• DATASET ROWS:
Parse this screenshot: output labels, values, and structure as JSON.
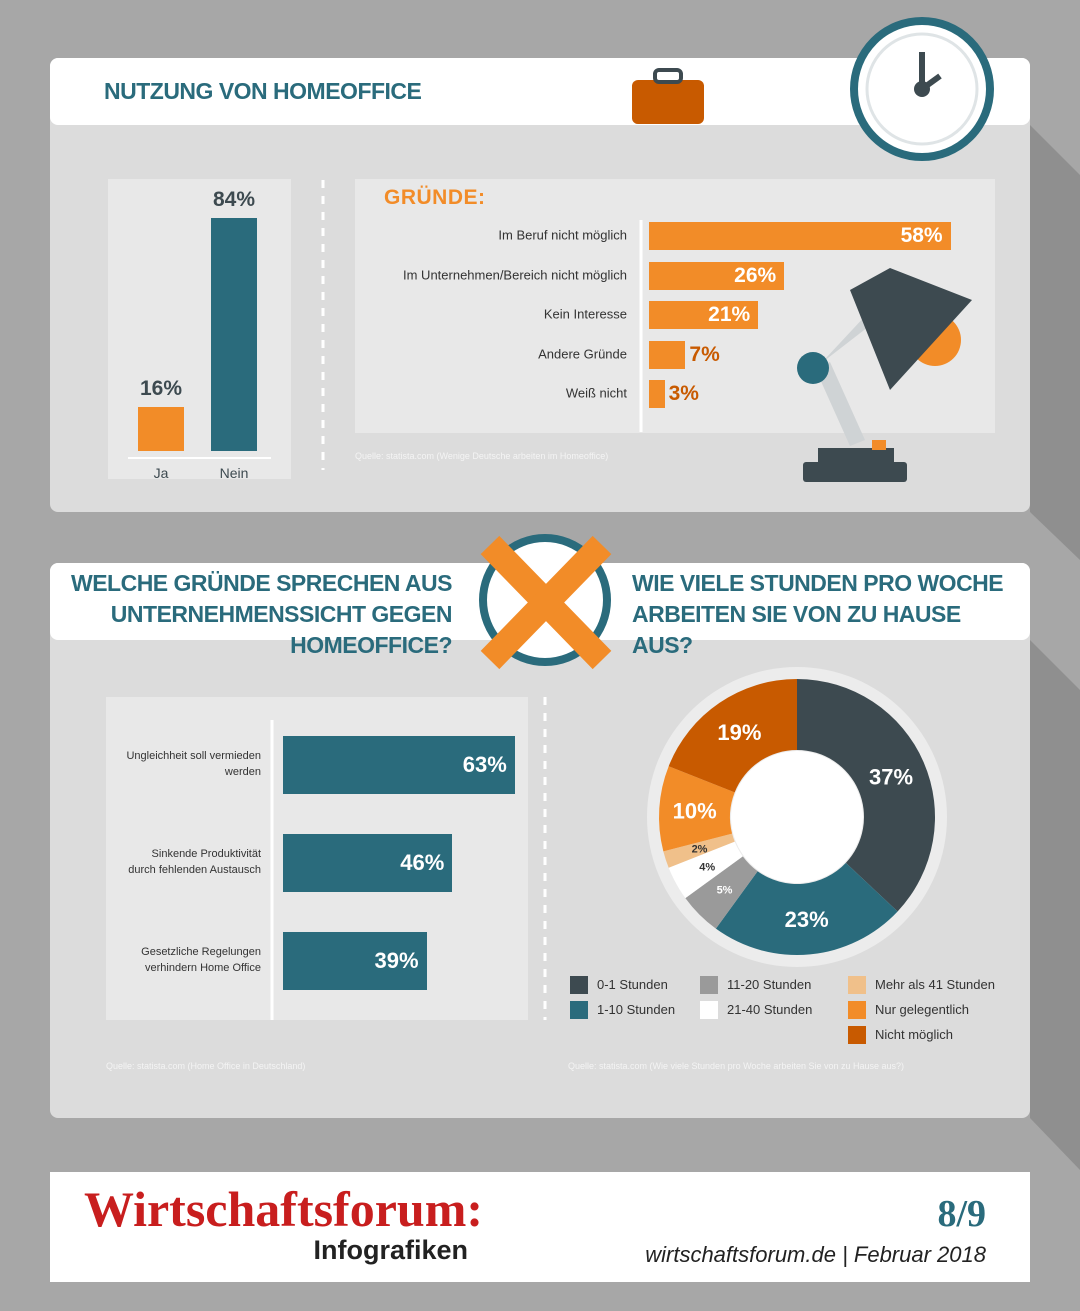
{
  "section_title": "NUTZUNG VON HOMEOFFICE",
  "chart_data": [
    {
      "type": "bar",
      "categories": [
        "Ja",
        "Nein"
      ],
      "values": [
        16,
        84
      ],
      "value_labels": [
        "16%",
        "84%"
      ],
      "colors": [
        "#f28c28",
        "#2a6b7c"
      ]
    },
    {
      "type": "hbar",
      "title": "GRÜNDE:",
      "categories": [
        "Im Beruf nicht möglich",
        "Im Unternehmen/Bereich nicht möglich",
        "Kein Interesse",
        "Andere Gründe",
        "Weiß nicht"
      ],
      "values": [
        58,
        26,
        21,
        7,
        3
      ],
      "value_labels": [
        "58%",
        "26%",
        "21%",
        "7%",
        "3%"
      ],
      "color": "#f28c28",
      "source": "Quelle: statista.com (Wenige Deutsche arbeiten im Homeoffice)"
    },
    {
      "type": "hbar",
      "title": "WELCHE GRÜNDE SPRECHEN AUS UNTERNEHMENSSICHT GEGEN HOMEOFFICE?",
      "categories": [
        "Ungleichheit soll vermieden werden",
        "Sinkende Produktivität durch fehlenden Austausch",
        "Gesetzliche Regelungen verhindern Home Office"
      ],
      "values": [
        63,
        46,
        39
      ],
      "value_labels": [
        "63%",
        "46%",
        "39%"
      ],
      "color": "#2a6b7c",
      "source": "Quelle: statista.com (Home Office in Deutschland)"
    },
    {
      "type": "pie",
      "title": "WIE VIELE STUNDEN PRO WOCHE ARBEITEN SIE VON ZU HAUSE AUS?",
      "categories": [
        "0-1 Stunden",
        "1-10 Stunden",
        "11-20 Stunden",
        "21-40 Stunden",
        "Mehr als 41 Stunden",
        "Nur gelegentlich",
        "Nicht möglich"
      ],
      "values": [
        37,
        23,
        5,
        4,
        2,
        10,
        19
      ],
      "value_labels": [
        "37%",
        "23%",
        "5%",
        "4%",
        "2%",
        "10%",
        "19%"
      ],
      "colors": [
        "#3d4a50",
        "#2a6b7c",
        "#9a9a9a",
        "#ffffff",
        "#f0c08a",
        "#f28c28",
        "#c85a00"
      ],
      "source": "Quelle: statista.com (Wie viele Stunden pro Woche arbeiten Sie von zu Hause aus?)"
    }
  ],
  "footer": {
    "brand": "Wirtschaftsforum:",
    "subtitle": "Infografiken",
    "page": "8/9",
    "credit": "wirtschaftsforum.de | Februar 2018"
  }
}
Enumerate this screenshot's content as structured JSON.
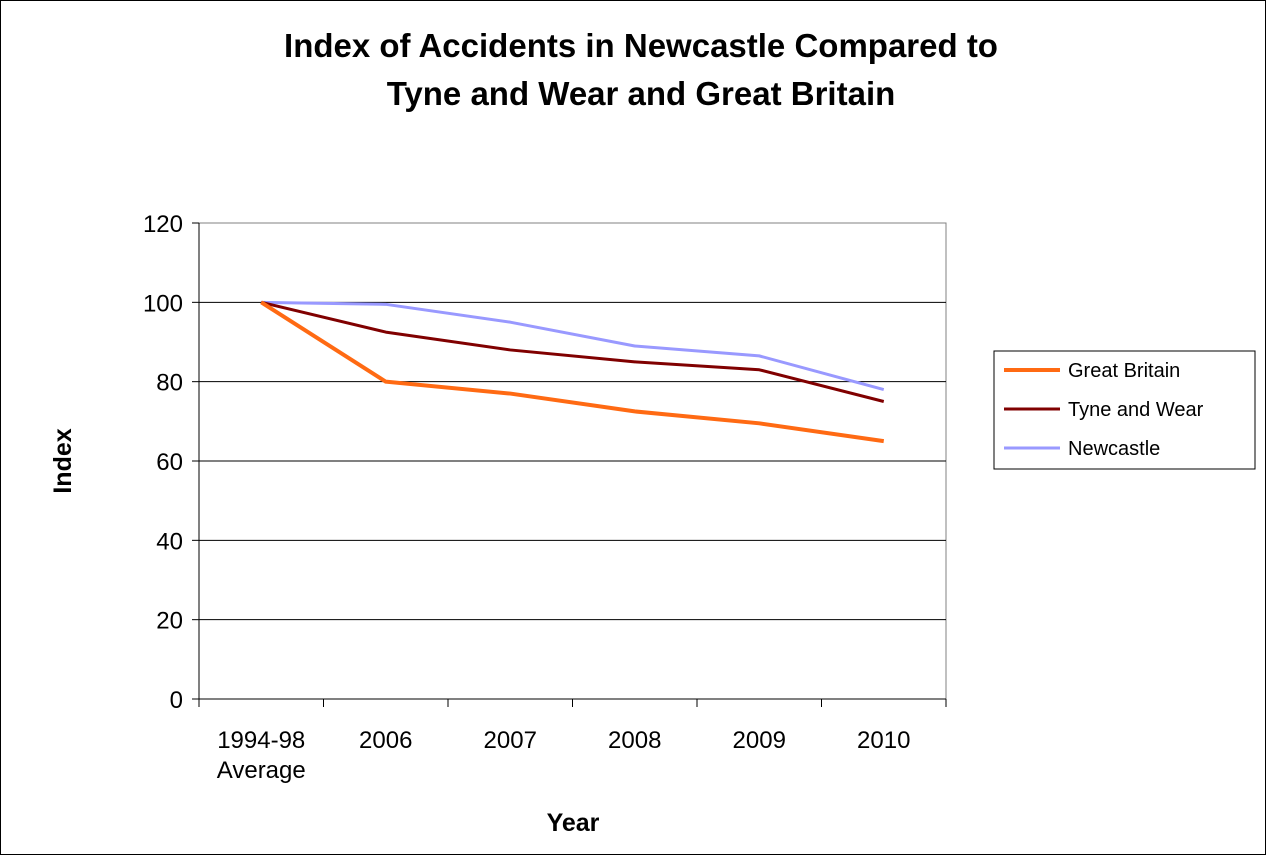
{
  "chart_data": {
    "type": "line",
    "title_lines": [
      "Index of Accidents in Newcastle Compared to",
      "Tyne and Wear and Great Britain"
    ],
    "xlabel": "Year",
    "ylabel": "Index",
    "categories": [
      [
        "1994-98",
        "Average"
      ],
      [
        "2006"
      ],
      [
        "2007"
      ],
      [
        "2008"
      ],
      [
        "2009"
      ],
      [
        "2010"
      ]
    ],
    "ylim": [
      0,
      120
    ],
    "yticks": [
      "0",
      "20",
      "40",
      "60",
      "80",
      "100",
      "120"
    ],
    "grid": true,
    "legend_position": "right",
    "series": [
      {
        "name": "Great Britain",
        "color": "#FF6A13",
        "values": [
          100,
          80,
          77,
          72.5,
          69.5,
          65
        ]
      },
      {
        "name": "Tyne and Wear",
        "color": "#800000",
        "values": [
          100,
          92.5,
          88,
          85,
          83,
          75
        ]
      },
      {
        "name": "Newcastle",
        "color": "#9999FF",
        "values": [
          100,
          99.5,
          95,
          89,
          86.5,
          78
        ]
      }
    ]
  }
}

• WHAT TO WORK ON:
Give the entries again word for word, but skip the pictures.

• TASK RESPONSE:
Parse this screenshot: output labels, values, and structure as JSON.
{
  "section_title": "NUTZUNG VON HOMEOFFICE",
  "chart_data": [
    {
      "type": "bar",
      "categories": [
        "Ja",
        "Nein"
      ],
      "values": [
        16,
        84
      ],
      "value_labels": [
        "16%",
        "84%"
      ],
      "colors": [
        "#f28c28",
        "#2a6b7c"
      ]
    },
    {
      "type": "hbar",
      "title": "GRÜNDE:",
      "categories": [
        "Im Beruf nicht möglich",
        "Im Unternehmen/Bereich nicht möglich",
        "Kein Interesse",
        "Andere Gründe",
        "Weiß nicht"
      ],
      "values": [
        58,
        26,
        21,
        7,
        3
      ],
      "value_labels": [
        "58%",
        "26%",
        "21%",
        "7%",
        "3%"
      ],
      "color": "#f28c28",
      "source": "Quelle: statista.com (Wenige Deutsche arbeiten im Homeoffice)"
    },
    {
      "type": "hbar",
      "title": "WELCHE GRÜNDE SPRECHEN AUS UNTERNEHMENSSICHT GEGEN HOMEOFFICE?",
      "categories": [
        "Ungleichheit soll vermieden werden",
        "Sinkende Produktivität durch fehlenden Austausch",
        "Gesetzliche Regelungen verhindern Home Office"
      ],
      "values": [
        63,
        46,
        39
      ],
      "value_labels": [
        "63%",
        "46%",
        "39%"
      ],
      "color": "#2a6b7c",
      "source": "Quelle: statista.com (Home Office in Deutschland)"
    },
    {
      "type": "pie",
      "title": "WIE VIELE STUNDEN PRO WOCHE ARBEITEN SIE VON ZU HAUSE AUS?",
      "categories": [
        "0-1 Stunden",
        "1-10 Stunden",
        "11-20 Stunden",
        "21-40 Stunden",
        "Mehr als 41 Stunden",
        "Nur gelegentlich",
        "Nicht möglich"
      ],
      "values": [
        37,
        23,
        5,
        4,
        2,
        10,
        19
      ],
      "value_labels": [
        "37%",
        "23%",
        "5%",
        "4%",
        "2%",
        "10%",
        "19%"
      ],
      "colors": [
        "#3d4a50",
        "#2a6b7c",
        "#9a9a9a",
        "#ffffff",
        "#f0c08a",
        "#f28c28",
        "#c85a00"
      ],
      "source": "Quelle: statista.com (Wie viele Stunden pro Woche arbeiten Sie von zu Hause aus?)"
    }
  ],
  "footer": {
    "brand": "Wirtschaftsforum:",
    "subtitle": "Infografiken",
    "page": "8/9",
    "credit": "wirtschaftsforum.de | Februar 2018"
  }
}
Enumerate this screenshot's content as structured JSON.
{
  "chart_data": {
    "type": "line",
    "title_lines": [
      "Index of Accidents in Newcastle Compared to",
      "Tyne and Wear and Great Britain"
    ],
    "xlabel": "Year",
    "ylabel": "Index",
    "categories": [
      [
        "1994-98",
        "Average"
      ],
      [
        "2006"
      ],
      [
        "2007"
      ],
      [
        "2008"
      ],
      [
        "2009"
      ],
      [
        "2010"
      ]
    ],
    "ylim": [
      0,
      120
    ],
    "yticks": [
      "0",
      "20",
      "40",
      "60",
      "80",
      "100",
      "120"
    ],
    "grid": true,
    "legend_position": "right",
    "series": [
      {
        "name": "Great Britain",
        "color": "#FF6A13",
        "values": [
          100,
          80,
          77,
          72.5,
          69.5,
          65
        ]
      },
      {
        "name": "Tyne and Wear",
        "color": "#800000",
        "values": [
          100,
          92.5,
          88,
          85,
          83,
          75
        ]
      },
      {
        "name": "Newcastle",
        "color": "#9999FF",
        "values": [
          100,
          99.5,
          95,
          89,
          86.5,
          78
        ]
      }
    ]
  }
}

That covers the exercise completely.